=== Work to be completed ===
Write out, precisely and in full, each line of the material.

=== Dataset records ===

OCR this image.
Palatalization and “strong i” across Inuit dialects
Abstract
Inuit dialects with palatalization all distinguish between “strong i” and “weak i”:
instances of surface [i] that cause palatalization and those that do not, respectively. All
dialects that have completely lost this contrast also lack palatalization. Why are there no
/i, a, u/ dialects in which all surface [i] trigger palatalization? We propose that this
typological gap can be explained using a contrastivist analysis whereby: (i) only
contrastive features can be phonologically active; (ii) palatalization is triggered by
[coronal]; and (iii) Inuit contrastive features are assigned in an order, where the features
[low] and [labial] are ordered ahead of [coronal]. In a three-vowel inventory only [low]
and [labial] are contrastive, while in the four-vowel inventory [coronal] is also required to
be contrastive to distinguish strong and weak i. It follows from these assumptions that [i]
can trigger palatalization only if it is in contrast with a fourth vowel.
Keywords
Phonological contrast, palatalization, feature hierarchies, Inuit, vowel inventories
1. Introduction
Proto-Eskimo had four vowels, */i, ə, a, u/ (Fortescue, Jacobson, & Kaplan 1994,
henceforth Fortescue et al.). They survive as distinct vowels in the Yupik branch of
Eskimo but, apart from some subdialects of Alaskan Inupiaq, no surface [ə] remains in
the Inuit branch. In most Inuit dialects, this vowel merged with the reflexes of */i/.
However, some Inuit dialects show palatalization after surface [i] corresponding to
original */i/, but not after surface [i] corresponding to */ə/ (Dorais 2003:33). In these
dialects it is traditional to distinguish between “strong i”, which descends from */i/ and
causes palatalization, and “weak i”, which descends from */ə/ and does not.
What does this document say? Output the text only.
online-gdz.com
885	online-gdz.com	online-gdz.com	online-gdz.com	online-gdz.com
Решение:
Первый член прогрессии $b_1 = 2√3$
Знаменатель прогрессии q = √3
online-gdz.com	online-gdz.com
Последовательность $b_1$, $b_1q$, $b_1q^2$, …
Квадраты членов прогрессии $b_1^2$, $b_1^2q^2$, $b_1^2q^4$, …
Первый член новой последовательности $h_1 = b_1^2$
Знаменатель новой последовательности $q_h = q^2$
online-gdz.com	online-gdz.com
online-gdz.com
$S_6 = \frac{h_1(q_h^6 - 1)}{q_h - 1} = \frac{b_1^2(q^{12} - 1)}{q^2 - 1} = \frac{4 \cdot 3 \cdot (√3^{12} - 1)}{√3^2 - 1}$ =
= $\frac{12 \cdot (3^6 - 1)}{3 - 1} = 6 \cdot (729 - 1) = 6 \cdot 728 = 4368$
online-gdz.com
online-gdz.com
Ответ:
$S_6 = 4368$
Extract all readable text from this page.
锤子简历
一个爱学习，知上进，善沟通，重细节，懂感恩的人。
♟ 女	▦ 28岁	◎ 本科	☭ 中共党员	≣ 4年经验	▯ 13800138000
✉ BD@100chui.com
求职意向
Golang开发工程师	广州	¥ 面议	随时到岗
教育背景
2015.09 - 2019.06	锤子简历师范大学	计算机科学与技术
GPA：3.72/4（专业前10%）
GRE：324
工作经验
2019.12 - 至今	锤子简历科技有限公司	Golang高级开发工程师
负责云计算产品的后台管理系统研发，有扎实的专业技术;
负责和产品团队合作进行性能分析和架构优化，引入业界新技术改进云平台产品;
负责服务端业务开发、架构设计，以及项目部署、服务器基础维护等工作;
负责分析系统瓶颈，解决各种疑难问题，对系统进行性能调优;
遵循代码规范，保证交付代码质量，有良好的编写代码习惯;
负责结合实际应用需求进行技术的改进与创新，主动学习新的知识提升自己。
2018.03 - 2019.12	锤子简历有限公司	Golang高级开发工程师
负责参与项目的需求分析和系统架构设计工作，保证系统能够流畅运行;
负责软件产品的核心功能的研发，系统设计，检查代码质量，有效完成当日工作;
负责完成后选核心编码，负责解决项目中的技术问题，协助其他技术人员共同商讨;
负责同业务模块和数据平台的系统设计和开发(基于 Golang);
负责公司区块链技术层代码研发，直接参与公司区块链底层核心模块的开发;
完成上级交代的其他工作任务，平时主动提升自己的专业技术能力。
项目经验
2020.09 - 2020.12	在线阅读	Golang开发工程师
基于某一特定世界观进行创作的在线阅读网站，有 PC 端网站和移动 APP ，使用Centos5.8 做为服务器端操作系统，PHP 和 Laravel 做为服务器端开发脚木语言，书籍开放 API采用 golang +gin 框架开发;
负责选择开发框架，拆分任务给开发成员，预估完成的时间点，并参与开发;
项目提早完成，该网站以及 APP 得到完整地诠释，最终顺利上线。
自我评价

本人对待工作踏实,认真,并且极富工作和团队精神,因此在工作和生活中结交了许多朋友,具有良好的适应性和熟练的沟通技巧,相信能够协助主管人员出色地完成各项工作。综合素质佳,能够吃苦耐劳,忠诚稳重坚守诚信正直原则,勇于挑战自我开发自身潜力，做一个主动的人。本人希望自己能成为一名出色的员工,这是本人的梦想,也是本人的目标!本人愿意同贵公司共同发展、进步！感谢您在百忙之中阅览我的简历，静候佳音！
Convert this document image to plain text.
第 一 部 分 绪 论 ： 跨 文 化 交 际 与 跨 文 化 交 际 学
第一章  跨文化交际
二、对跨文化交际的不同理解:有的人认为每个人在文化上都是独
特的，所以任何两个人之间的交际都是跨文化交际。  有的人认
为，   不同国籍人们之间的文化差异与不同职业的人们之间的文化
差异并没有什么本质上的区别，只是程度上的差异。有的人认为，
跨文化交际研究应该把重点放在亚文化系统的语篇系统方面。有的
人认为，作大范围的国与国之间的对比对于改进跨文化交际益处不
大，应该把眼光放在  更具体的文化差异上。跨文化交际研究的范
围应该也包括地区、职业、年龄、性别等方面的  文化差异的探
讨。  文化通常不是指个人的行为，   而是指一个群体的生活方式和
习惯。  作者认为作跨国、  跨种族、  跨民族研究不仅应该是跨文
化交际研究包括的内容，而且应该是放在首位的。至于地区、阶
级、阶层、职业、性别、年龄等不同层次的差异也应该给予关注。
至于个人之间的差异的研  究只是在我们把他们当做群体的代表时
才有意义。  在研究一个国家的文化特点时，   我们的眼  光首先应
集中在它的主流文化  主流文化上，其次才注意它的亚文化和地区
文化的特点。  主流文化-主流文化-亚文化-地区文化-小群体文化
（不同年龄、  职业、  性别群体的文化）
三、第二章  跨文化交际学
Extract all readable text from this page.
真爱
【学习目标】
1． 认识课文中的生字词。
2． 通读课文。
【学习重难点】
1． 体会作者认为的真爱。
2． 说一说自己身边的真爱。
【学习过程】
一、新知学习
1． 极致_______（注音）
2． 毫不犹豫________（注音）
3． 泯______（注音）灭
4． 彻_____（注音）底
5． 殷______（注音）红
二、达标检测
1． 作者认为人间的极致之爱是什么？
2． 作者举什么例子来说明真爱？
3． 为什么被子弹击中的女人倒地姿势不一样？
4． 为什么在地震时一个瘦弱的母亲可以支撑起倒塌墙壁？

=== Full answer ===
OCR this image.
Palatalization and “strong i” across Inuit dialects
Abstract
Inuit dialects with palatalization all distinguish between “strong i” and “weak i”:
instances of surface [i] that cause palatalization and those that do not, respectively. All
dialects that have completely lost this contrast also lack palatalization. Why are there no
/i, a, u/ dialects in which all surface [i] trigger palatalization? We propose that this
typological gap can be explained using a contrastivist analysis whereby: (i) only
contrastive features can be phonologically active; (ii) palatalization is triggered by
[coronal]; and (iii) Inuit contrastive features are assigned in an order, where the features
[low] and [labial] are ordered ahead of [coronal]. In a three-vowel inventory only [low]
and [labial] are contrastive, while in the four-vowel inventory [coronal] is also required to
be contrastive to distinguish strong and weak i. It follows from these assumptions that [i]
can trigger palatalization only if it is in contrast with a fourth vowel.
Keywords
Phonological contrast, palatalization, feature hierarchies, Inuit, vowel inventories
1. Introduction
Proto-Eskimo had four vowels, */i, ə, a, u/ (Fortescue, Jacobson, & Kaplan 1994,
henceforth Fortescue et al.). They survive as distinct vowels in the Yupik branch of
Eskimo but, apart from some subdialects of Alaskan Inupiaq, no surface [ə] remains in
the Inuit branch. In most Inuit dialects, this vowel merged with the reflexes of */i/.
However, some Inuit dialects show palatalization after surface [i] corresponding to
original */i/, but not after surface [i] corresponding to */ə/ (Dorais 2003:33). In these
dialects it is traditional to distinguish between “strong i”, which descends from */i/ and
causes palatalization, and “weak i”, which descends from */ə/ and does not.
What does this document say? Output the text only.
online-gdz.com
885	online-gdz.com	online-gdz.com	online-gdz.com	online-gdz.com
Решение:
Первый член прогрессии $b_1 = 2√3$
Знаменатель прогрессии q = √3
online-gdz.com	online-gdz.com
Последовательность $b_1$, $b_1q$, $b_1q^2$, …
Квадраты членов прогрессии $b_1^2$, $b_1^2q^2$, $b_1^2q^4$, …
Первый член новой последовательности $h_1 = b_1^2$
Знаменатель новой последовательности $q_h = q^2$
online-gdz.com	online-gdz.com
online-gdz.com
$S_6 = \frac{h_1(q_h^6 - 1)}{q_h - 1} = \frac{b_1^2(q^{12} - 1)}{q^2 - 1} = \frac{4 \cdot 3 \cdot (√3^{12} - 1)}{√3^2 - 1}$ =
= $\frac{12 \cdot (3^6 - 1)}{3 - 1} = 6 \cdot (729 - 1) = 6 \cdot 728 = 4368$
online-gdz.com
online-gdz.com
Ответ:
$S_6 = 4368$
Extract all readable text from this page.
锤子简历
一个爱学习，知上进，善沟通，重细节，懂感恩的人。
♟ 女	▦ 28岁	◎ 本科	☭ 中共党员	≣ 4年经验	▯ 13800138000
✉ BD@100chui.com
求职意向
Golang开发工程师	广州	¥ 面议	随时到岗
教育背景
2015.09 - 2019.06	锤子简历师范大学	计算机科学与技术
GPA：3.72/4（专业前10%）
GRE：324
工作经验
2019.12 - 至今	锤子简历科技有限公司	Golang高级开发工程师
负责云计算产品的后台管理系统研发，有扎实的专业技术;
负责和产品团队合作进行性能分析和架构优化，引入业界新技术改进云平台产品;
负责服务端业务开发、架构设计，以及项目部署、服务器基础维护等工作;
负责分析系统瓶颈，解决各种疑难问题，对系统进行性能调优;
遵循代码规范，保证交付代码质量，有良好的编写代码习惯;
负责结合实际应用需求进行技术的改进与创新，主动学习新的知识提升自己。
2018.03 - 2019.12	锤子简历有限公司	Golang高级开发工程师
负责参与项目的需求分析和系统架构设计工作，保证系统能够流畅运行;
负责软件产品的核心功能的研发，系统设计，检查代码质量，有效完成当日工作;
负责完成后选核心编码，负责解决项目中的技术问题，协助其他技术人员共同商讨;
负责同业务模块和数据平台的系统设计和开发(基于 Golang);
负责公司区块链技术层代码研发，直接参与公司区块链底层核心模块的开发;
完成上级交代的其他工作任务，平时主动提升自己的专业技术能力。
项目经验
2020.09 - 2020.12	在线阅读	Golang开发工程师
基于某一特定世界观进行创作的在线阅读网站，有 PC 端网站和移动 APP ，使用Centos5.8 做为服务器端操作系统，PHP 和 Laravel 做为服务器端开发脚木语言，书籍开放 API采用 golang +gin 框架开发;
负责选择开发框架，拆分任务给开发成员，预估完成的时间点，并参与开发;
项目提早完成，该网站以及 APP 得到完整地诠释，最终顺利上线。
自我评价

本人对待工作踏实,认真,并且极富工作和团队精神,因此在工作和生活中结交了许多朋友,具有良好的适应性和熟练的沟通技巧,相信能够协助主管人员出色地完成各项工作。综合素质佳,能够吃苦耐劳,忠诚稳重坚守诚信正直原则,勇于挑战自我开发自身潜力，做一个主动的人。本人希望自己能成为一名出色的员工,这是本人的梦想,也是本人的目标!本人愿意同贵公司共同发展、进步！感谢您在百忙之中阅览我的简历，静候佳音！
Convert this document image to plain text.
第 一 部 分 绪 论 ： 跨 文 化 交 际 与 跨 文 化 交 际 学
第一章  跨文化交际
二、对跨文化交际的不同理解:有的人认为每个人在文化上都是独
特的，所以任何两个人之间的交际都是跨文化交际。  有的人认
为，   不同国籍人们之间的文化差异与不同职业的人们之间的文化
差异并没有什么本质上的区别，只是程度上的差异。有的人认为，
跨文化交际研究应该把重点放在亚文化系统的语篇系统方面。有的
人认为，作大范围的国与国之间的对比对于改进跨文化交际益处不
大，应该把眼光放在  更具体的文化差异上。跨文化交际研究的范
围应该也包括地区、职业、年龄、性别等方面的  文化差异的探
讨。  文化通常不是指个人的行为，   而是指一个群体的生活方式和
习惯。  作者认为作跨国、  跨种族、  跨民族研究不仅应该是跨文
化交际研究包括的内容，而且应该是放在首位的。至于地区、阶
级、阶层、职业、性别、年龄等不同层次的差异也应该给予关注。
至于个人之间的差异的研  究只是在我们把他们当做群体的代表时
才有意义。  在研究一个国家的文化特点时，   我们的眼  光首先应
集中在它的主流文化  主流文化上，其次才注意它的亚文化和地区
文化的特点。  主流文化-主流文化-亚文化-地区文化-小群体文化
（不同年龄、  职业、  性别群体的文化）
三、第二章  跨文化交际学
Extract all readable text from this page.
真爱
【学习目标】
1． 认识课文中的生字词。
2． 通读课文。
【学习重难点】
1． 体会作者认为的真爱。
2． 说一说自己身边的真爱。
【学习过程】
一、新知学习
1． 极致_______（注音）
2． 毫不犹豫________（注音）
3． 泯______（注音）灭
4． 彻_____（注音）底
5． 殷______（注音）红
二、达标检测
1． 作者认为人间的极致之爱是什么？
2． 作者举什么例子来说明真爱？
3． 为什么被子弹击中的女人倒地姿势不一样？
4． 为什么在地震时一个瘦弱的母亲可以支撑起倒塌墙壁？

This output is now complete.